BEGIN Exercise input
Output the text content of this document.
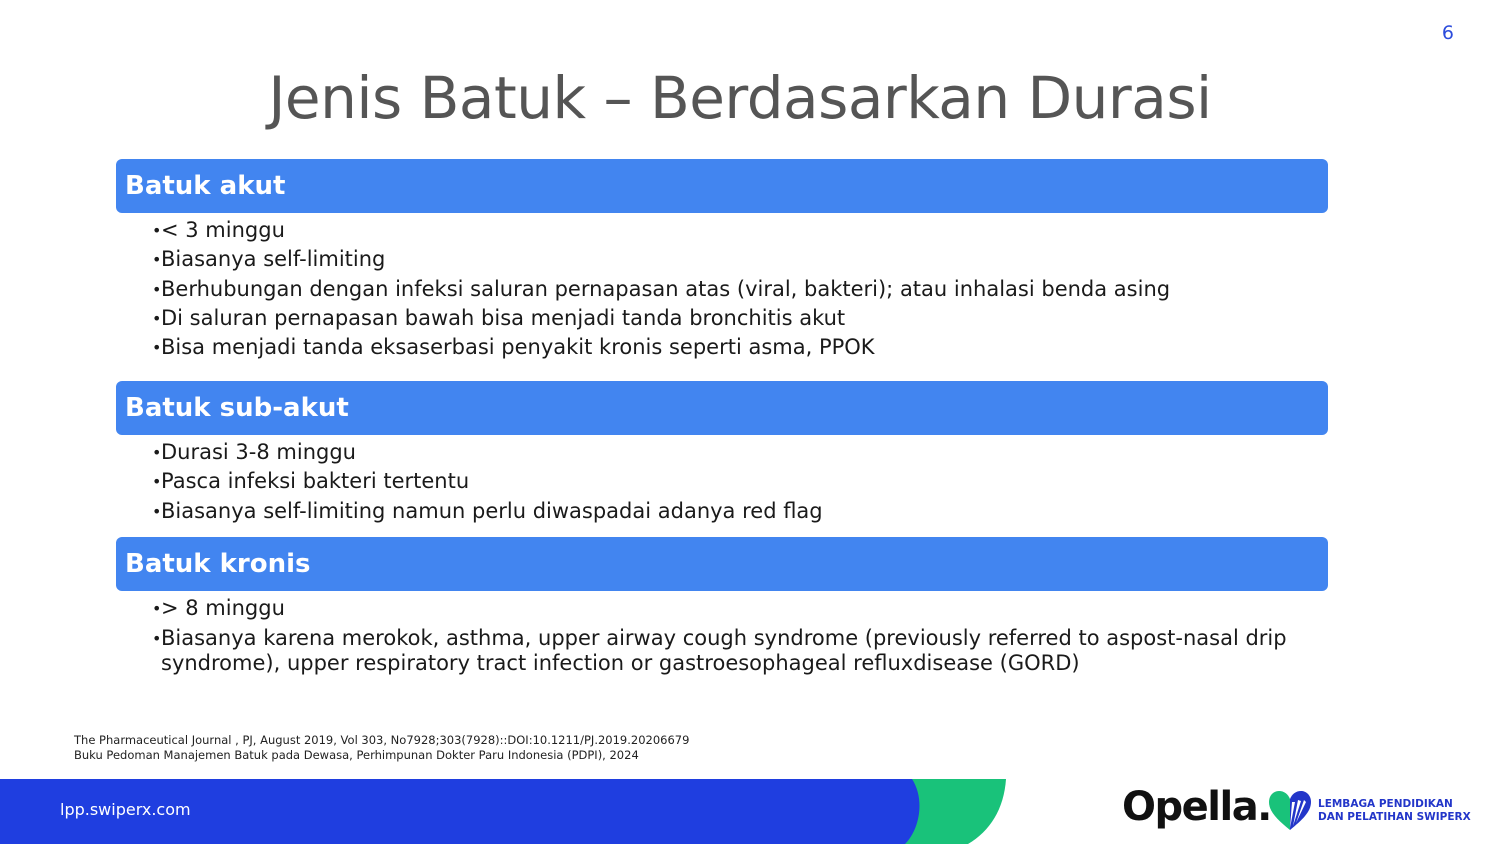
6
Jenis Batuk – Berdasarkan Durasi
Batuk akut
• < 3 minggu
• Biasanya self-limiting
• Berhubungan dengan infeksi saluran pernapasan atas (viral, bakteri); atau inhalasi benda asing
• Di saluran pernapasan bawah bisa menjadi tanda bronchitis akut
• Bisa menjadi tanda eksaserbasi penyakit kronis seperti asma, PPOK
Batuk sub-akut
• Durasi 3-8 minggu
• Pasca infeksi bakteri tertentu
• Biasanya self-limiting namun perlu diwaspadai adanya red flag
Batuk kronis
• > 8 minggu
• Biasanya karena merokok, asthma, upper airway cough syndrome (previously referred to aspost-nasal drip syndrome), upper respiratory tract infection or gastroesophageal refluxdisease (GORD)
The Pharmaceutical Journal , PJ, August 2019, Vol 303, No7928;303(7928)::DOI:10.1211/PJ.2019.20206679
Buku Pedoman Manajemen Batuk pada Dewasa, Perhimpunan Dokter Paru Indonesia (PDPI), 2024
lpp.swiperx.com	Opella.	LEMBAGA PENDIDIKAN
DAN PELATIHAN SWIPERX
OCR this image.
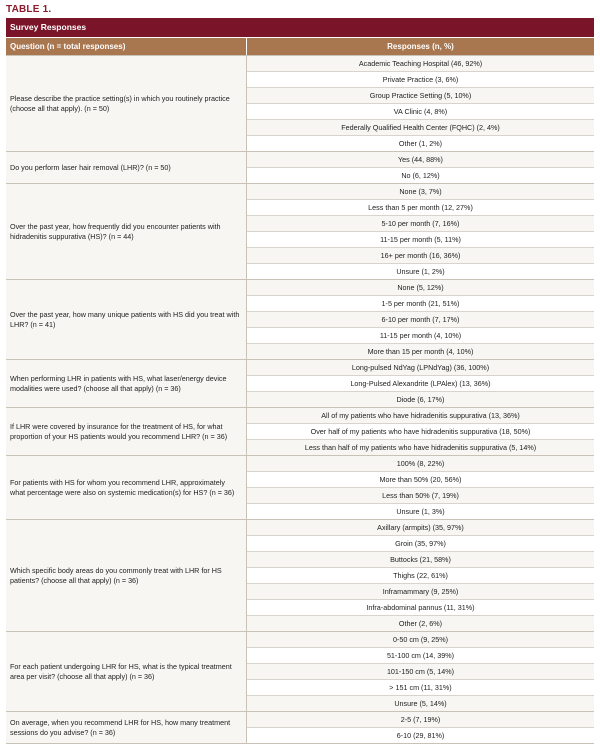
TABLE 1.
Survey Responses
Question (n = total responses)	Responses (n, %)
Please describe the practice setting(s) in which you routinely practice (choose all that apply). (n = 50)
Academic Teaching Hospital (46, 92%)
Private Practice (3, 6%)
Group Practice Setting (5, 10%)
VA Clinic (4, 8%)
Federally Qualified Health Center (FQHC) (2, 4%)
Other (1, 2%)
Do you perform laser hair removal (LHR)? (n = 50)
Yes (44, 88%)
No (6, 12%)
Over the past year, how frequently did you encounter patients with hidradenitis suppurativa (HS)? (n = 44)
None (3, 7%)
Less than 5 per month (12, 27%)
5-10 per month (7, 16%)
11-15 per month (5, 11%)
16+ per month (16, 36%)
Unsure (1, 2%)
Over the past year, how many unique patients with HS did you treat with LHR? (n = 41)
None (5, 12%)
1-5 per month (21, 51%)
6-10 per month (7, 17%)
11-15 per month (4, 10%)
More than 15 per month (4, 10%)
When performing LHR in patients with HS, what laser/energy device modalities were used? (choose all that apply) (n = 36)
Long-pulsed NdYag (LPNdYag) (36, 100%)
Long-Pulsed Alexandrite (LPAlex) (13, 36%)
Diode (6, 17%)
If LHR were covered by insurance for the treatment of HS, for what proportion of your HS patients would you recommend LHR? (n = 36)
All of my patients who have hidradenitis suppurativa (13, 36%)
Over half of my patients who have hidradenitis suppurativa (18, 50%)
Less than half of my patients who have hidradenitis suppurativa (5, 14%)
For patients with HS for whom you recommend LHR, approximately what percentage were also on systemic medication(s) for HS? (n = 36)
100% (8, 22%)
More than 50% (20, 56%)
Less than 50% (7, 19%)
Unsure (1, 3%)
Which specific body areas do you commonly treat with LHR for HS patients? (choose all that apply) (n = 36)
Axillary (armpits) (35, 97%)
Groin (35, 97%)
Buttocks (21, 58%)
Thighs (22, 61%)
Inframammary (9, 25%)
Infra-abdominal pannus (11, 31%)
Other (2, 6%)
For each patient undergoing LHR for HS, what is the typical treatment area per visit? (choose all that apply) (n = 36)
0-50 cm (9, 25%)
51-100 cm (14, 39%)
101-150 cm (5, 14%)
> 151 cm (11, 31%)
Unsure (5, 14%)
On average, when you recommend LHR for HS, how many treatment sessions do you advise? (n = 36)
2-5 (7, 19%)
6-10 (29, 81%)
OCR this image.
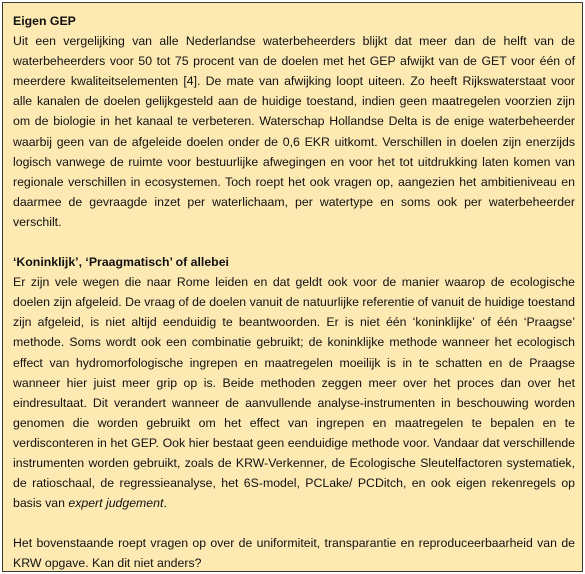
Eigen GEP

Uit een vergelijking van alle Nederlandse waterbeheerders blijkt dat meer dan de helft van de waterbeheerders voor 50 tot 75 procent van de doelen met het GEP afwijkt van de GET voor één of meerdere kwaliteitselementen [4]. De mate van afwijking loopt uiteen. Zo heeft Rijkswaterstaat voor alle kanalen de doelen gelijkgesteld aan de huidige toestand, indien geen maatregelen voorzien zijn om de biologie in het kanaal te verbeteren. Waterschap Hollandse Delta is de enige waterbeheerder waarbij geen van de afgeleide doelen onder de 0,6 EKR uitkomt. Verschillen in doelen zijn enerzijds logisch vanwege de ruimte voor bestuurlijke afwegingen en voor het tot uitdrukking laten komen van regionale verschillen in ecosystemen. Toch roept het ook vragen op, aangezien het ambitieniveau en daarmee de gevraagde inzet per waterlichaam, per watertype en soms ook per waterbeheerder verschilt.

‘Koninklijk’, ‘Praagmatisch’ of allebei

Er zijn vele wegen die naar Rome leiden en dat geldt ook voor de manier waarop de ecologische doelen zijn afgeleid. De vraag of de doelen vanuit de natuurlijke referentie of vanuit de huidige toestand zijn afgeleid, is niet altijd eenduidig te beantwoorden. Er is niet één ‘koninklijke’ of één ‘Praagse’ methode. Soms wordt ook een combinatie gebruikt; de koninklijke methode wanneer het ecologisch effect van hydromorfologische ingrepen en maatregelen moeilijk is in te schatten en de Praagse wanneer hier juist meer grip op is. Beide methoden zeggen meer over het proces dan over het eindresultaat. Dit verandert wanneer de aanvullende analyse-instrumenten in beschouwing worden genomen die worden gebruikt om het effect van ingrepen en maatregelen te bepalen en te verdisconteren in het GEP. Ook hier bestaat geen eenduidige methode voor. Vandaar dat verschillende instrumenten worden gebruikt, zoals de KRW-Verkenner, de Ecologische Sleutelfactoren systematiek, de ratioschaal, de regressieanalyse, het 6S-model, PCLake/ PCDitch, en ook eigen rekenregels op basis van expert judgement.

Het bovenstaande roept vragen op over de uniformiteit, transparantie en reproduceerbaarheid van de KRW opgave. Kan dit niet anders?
END Exercise input
BEGIN Exercise input
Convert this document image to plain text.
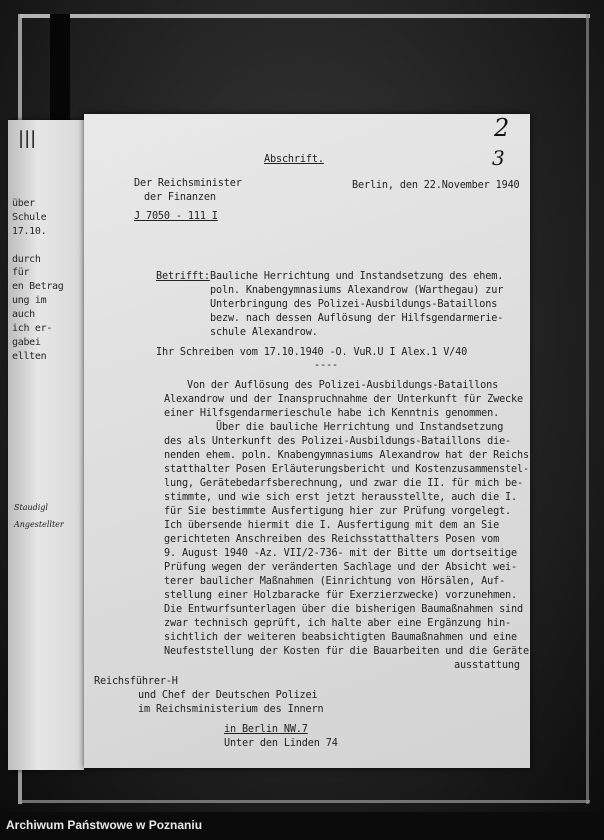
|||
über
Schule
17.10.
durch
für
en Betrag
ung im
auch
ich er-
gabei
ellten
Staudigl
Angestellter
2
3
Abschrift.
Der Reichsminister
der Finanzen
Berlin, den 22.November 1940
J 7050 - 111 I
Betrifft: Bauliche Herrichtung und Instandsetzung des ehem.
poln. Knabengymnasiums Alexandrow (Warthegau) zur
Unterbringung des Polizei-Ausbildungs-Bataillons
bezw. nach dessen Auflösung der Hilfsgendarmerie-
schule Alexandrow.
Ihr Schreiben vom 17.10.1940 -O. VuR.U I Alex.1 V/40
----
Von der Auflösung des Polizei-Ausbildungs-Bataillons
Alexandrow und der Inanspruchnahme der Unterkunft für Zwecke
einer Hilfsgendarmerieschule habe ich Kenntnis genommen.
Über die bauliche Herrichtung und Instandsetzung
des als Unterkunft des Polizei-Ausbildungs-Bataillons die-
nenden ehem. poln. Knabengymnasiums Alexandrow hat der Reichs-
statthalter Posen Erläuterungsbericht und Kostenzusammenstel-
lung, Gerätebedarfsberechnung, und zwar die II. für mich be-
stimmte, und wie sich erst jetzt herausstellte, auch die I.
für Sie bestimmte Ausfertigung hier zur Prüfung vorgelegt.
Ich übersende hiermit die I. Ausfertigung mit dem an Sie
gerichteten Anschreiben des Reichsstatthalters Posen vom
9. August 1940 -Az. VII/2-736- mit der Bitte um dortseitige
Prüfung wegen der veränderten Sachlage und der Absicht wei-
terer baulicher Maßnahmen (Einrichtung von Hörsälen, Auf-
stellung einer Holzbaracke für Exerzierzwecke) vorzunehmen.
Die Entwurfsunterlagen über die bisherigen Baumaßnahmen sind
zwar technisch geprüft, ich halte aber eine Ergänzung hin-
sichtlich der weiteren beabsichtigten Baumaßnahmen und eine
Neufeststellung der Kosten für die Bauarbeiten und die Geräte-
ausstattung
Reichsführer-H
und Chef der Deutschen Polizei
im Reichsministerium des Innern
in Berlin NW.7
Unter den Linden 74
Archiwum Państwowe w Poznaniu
END Exercise input
• [About this exercise]: From the material above, copy out every line bearing the string "Unterkunft".

• [Output of the exercise]:
Alexandrow und der Inanspruchnahme der Unterkunft für Zwecke
des als Unterkunft des Polizei-Ausbildungs-Bataillons die-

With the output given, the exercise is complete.